## TASK INPUT
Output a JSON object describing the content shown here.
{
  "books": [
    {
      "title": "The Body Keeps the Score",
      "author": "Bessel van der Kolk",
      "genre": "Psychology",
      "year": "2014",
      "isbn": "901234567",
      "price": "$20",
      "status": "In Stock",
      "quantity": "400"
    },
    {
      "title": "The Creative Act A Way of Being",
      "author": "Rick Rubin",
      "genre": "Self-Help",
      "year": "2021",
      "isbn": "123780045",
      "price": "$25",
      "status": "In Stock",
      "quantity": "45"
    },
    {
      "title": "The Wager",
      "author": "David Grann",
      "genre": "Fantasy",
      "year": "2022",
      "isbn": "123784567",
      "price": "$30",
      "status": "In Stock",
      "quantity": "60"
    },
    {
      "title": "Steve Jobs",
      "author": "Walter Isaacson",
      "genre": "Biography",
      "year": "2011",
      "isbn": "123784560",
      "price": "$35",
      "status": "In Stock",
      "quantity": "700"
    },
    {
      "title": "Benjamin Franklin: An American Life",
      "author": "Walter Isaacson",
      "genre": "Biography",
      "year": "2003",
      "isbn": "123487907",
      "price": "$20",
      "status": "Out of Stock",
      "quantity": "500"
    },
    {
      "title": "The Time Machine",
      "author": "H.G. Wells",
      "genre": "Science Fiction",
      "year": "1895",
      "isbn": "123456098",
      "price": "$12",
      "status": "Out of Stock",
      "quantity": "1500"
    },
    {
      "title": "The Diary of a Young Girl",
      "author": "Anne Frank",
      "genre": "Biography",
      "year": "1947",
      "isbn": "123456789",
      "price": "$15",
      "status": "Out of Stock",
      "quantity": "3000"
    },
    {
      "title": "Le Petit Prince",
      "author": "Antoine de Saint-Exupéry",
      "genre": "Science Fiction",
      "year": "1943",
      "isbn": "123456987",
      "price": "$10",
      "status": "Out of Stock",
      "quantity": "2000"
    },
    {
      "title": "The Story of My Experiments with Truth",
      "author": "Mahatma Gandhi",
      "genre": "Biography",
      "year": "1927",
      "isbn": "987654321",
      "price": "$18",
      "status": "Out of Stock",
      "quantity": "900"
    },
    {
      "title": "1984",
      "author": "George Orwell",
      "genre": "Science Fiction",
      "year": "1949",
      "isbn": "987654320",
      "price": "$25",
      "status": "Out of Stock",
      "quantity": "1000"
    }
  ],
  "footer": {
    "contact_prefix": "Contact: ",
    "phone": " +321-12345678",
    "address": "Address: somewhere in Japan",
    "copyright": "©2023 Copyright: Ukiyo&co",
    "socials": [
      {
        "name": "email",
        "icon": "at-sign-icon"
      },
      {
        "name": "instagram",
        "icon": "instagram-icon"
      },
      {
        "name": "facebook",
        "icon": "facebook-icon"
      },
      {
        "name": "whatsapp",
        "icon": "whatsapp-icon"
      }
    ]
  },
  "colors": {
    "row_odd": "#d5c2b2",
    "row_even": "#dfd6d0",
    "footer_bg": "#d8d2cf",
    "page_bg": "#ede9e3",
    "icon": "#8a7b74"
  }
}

## YOUR GOAL
Each line above is to be repeated exactly.

## WRITTEN ANSWER
Output a JSON object describing the content shown here.
{
  "books": [
    {
      "title": "The Body Keeps the Score",
      "author": "Bessel van der Kolk",
      "genre": "Psychology",
      "year": "2014",
      "isbn": "901234567",
      "price": "$20",
      "status": "In Stock",
      "quantity": "400"
    },
    {
      "title": "The Creative Act A Way of Being",
      "author": "Rick Rubin",
      "genre": "Self-Help",
      "year": "2021",
      "isbn": "123780045",
      "price": "$25",
      "status": "In Stock",
      "quantity": "45"
    },
    {
      "title": "The Wager",
      "author": "David Grann",
      "genre": "Fantasy",
      "year": "2022",
      "isbn": "123784567",
      "price": "$30",
      "status": "In Stock",
      "quantity": "60"
    },
    {
      "title": "Steve Jobs",
      "author": "Walter Isaacson",
      "genre": "Biography",
      "year": "2011",
      "isbn": "123784560",
      "price": "$35",
      "status": "In Stock",
      "quantity": "700"
    },
    {
      "title": "Benjamin Franklin: An American Life",
      "author": "Walter Isaacson",
      "genre": "Biography",
      "year": "2003",
      "isbn": "123487907",
      "price": "$20",
      "status": "Out of Stock",
      "quantity": "500"
    },
    {
      "title": "The Time Machine",
      "author": "H.G. Wells",
      "genre": "Science Fiction",
      "year": "1895",
      "isbn": "123456098",
      "price": "$12",
      "status": "Out of Stock",
      "quantity": "1500"
    },
    {
      "title": "The Diary of a Young Girl",
      "author": "Anne Frank",
      "genre": "Biography",
      "year": "1947",
      "isbn": "123456789",
      "price": "$15",
      "status": "Out of Stock",
      "quantity": "3000"
    },
    {
      "title": "Le Petit Prince",
      "author": "Antoine de Saint-Exupéry",
      "genre": "Science Fiction",
      "year": "1943",
      "isbn": "123456987",
      "price": "$10",
      "status": "Out of Stock",
      "quantity": "2000"
    },
    {
      "title": "The Story of My Experiments with Truth",
      "author": "Mahatma Gandhi",
      "genre": "Biography",
      "year": "1927",
      "isbn": "987654321",
      "price": "$18",
      "status": "Out of Stock",
      "quantity": "900"
    },
    {
      "title": "1984",
      "author": "George Orwell",
      "genre": "Science Fiction",
      "year": "1949",
      "isbn": "987654320",
      "price": "$25",
      "status": "Out of Stock",
      "quantity": "1000"
    }
  ],
  "footer": {
    "contact_prefix": "Contact: ",
    "phone": " +321-12345678",
    "address": "Address: somewhere in Japan",
    "copyright": "©2023 Copyright: Ukiyo&co",
    "socials": [
      {
        "name": "email",
        "icon": "at-sign-icon"
      },
      {
        "name": "instagram",
        "icon": "instagram-icon"
      },
      {
        "name": "facebook",
        "icon": "facebook-icon"
      },
      {
        "name": "whatsapp",
        "icon": "whatsapp-icon"
      }
    ]
  },
  "colors": {
    "row_odd": "#d5c2b2",
    "row_even": "#dfd6d0",
    "footer_bg": "#d8d2cf",
    "page_bg": "#ede9e3",
    "icon": "#8a7b74"
  }
}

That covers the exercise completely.